Job: Would you extract the whole listing below and retype it exactly?

Part of a data file:
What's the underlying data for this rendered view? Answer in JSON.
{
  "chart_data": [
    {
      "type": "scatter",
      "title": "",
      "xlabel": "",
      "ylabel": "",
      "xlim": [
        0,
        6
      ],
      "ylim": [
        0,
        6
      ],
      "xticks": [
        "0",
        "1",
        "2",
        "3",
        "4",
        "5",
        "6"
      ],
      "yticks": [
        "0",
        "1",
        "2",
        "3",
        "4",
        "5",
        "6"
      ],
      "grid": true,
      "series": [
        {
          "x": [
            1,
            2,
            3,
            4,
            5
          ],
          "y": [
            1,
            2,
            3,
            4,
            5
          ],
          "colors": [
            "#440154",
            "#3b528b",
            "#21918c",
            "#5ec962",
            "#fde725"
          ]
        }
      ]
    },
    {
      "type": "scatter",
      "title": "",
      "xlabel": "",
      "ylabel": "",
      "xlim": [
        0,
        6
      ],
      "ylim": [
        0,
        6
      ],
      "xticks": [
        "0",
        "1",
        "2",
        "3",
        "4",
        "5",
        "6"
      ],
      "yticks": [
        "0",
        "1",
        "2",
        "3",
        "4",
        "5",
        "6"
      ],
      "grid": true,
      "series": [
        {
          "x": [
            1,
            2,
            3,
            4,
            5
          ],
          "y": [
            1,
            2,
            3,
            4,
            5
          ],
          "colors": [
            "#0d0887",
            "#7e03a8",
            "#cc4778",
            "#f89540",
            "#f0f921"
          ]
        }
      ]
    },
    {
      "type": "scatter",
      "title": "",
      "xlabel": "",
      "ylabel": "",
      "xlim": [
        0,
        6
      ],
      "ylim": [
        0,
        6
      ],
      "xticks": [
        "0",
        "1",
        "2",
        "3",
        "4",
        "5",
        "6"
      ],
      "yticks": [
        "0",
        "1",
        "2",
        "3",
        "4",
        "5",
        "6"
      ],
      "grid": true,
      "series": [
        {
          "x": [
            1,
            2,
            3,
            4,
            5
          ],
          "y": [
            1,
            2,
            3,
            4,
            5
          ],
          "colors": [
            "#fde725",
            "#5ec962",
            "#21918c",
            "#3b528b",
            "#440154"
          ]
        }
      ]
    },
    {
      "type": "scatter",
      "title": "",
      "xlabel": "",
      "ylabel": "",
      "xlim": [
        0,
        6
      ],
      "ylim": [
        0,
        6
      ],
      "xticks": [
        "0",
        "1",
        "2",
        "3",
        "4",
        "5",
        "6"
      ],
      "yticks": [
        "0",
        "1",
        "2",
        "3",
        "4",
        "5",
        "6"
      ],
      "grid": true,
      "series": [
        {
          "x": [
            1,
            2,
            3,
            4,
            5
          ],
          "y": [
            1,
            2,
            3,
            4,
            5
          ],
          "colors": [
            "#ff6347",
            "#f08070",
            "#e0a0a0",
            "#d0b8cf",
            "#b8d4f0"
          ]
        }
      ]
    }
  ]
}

Result below:
What's the underlying data for this rendered view? Answer in JSON.
{
  "chart_data": [
    {
      "type": "scatter",
      "title": "",
      "xlabel": "",
      "ylabel": "",
      "xlim": [
        0,
        6
      ],
      "ylim": [
        0,
        6
      ],
      "xticks": [
        "0",
        "1",
        "2",
        "3",
        "4",
        "5",
        "6"
      ],
      "yticks": [
        "0",
        "1",
        "2",
        "3",
        "4",
        "5",
        "6"
      ],
      "grid": true,
      "series": [
        {
          "x": [
            1,
            2,
            3,
            4,
            5
          ],
          "y": [
            1,
            2,
            3,
            4,
            5
          ],
          "colors": [
            "#440154",
            "#3b528b",
            "#21918c",
            "#5ec962",
            "#fde725"
          ]
        }
      ]
    },
    {
      "type": "scatter",
      "title": "",
      "xlabel": "",
      "ylabel": "",
      "xlim": [
        0,
        6
      ],
      "ylim": [
        0,
        6
      ],
      "xticks": [
        "0",
        "1",
        "2",
        "3",
        "4",
        "5",
        "6"
      ],
      "yticks": [
        "0",
        "1",
        "2",
        "3",
        "4",
        "5",
        "6"
      ],
      "grid": true,
      "series": [
        {
          "x": [
            1,
            2,
            3,
            4,
            5
          ],
          "y": [
            1,
            2,
            3,
            4,
            5
          ],
          "colors": [
            "#0d0887",
            "#7e03a8",
            "#cc4778",
            "#f89540",
            "#f0f921"
          ]
        }
      ]
    },
    {
      "type": "scatter",
      "title": "",
      "xlabel": "",
      "ylabel": "",
      "xlim": [
        0,
        6
      ],
      "ylim": [
        0,
        6
      ],
      "xticks": [
        "0",
        "1",
        "2",
        "3",
        "4",
        "5",
        "6"
      ],
      "yticks": [
        "0",
        "1",
        "2",
        "3",
        "4",
        "5",
        "6"
      ],
      "grid": true,
      "series": [
        {
          "x": [
            1,
            2,
            3,
            4,
            5
          ],
          "y": [
            1,
            2,
            3,
            4,
            5
          ],
          "colors": [
            "#fde725",
            "#5ec962",
            "#21918c",
            "#3b528b",
            "#440154"
          ]
        }
      ]
    },
    {
      "type": "scatter",
      "title": "",
      "xlabel": "",
      "ylabel": "",
      "xlim": [
        0,
        6
      ],
      "ylim": [
        0,
        6
      ],
      "xticks": [
        "0",
        "1",
        "2",
        "3",
        "4",
        "5",
        "6"
      ],
      "yticks": [
        "0",
        "1",
        "2",
        "3",
        "4",
        "5",
        "6"
      ],
      "grid": true,
      "series": [
        {
          "x": [
            1,
            2,
            3,
            4,
            5
          ],
          "y": [
            1,
            2,
            3,
            4,
            5
          ],
          "colors": [
            "#ff6347",
            "#f08070",
            "#e0a0a0",
            "#d0b8cf",
            "#b8d4f0"
          ]
        }
      ]
    }
  ]
}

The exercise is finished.